> _Directions for this task_
Transcribe the records below in full; pictures stay out of the copy.

--- START OF Data to use ---

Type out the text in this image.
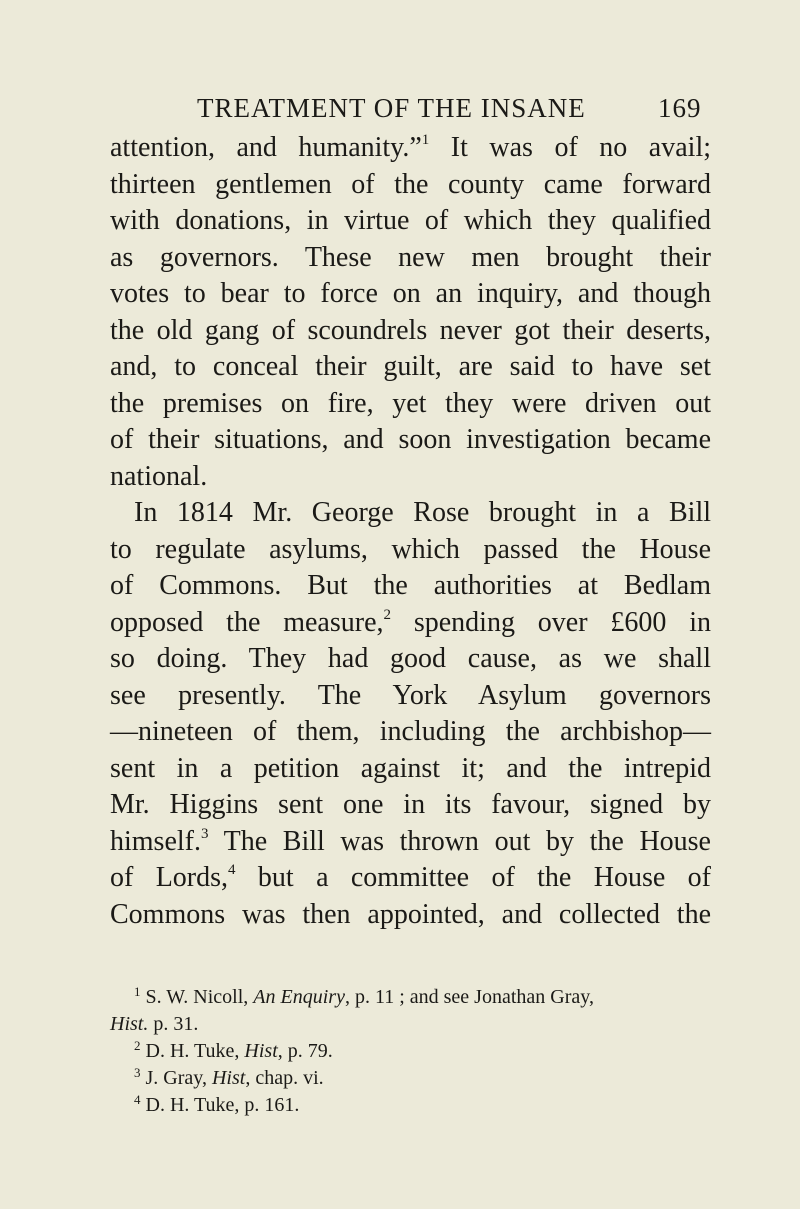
TREATMENT OF THE INSANE	169
attention, and humanity.”$^1$ It was of no avail;
thirteen gentlemen of the county came forward
with donations, in virtue of which they qualified
as governors. These new men brought their
votes to bear to force on an inquiry, and though
the old gang of scoundrels never got their deserts,
and, to conceal their guilt, are said to have set
the premises on fire, yet they were driven out
of their situations, and soon investigation became
national.
In 1814 Mr. George Rose brought in a Bill
to regulate asylums, which passed the House
of Commons. But the authorities at Bedlam
opposed the measure,$^2$ spending over £600 in
so doing. They had good cause, as we shall
see presently. The York Asylum governors
—nineteen of them, including the archbishop—
sent in a petition against it; and the intrepid
Mr. Higgins sent one in its favour, signed by
himself.$^3$ The Bill was thrown out by the House
of Lords,$^4$ but a committee of the House of
Commons was then appointed, and collected the
$^1$ S. W. Nicoll, An Enquiry, p. 11 ; and see Jonathan Gray,
Hist. p. 31.
$^2$ D. H. Tuke, Hist, p. 79.
$^3$ J. Gray, Hist, chap. vi.
$^4$ D. H. Tuke, p. 161.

--- END OF Data to use ---

> _Full response_
Type out the text in this image.
TREATMENT OF THE INSANE	169
attention, and humanity.”$^1$ It was of no avail;
thirteen gentlemen of the county came forward
with donations, in virtue of which they qualified
as governors. These new men brought their
votes to bear to force on an inquiry, and though
the old gang of scoundrels never got their deserts,
and, to conceal their guilt, are said to have set
the premises on fire, yet they were driven out
of their situations, and soon investigation became
national.
In 1814 Mr. George Rose brought in a Bill
to regulate asylums, which passed the House
of Commons. But the authorities at Bedlam
opposed the measure,$^2$ spending over £600 in
so doing. They had good cause, as we shall
see presently. The York Asylum governors
—nineteen of them, including the archbishop—
sent in a petition against it; and the intrepid
Mr. Higgins sent one in its favour, signed by
himself.$^3$ The Bill was thrown out by the House
of Lords,$^4$ but a committee of the House of
Commons was then appointed, and collected the
$^1$ S. W. Nicoll, An Enquiry, p. 11 ; and see Jonathan Gray,
Hist. p. 31.
$^2$ D. H. Tuke, Hist, p. 79.
$^3$ J. Gray, Hist, chap. vi.
$^4$ D. H. Tuke, p. 161.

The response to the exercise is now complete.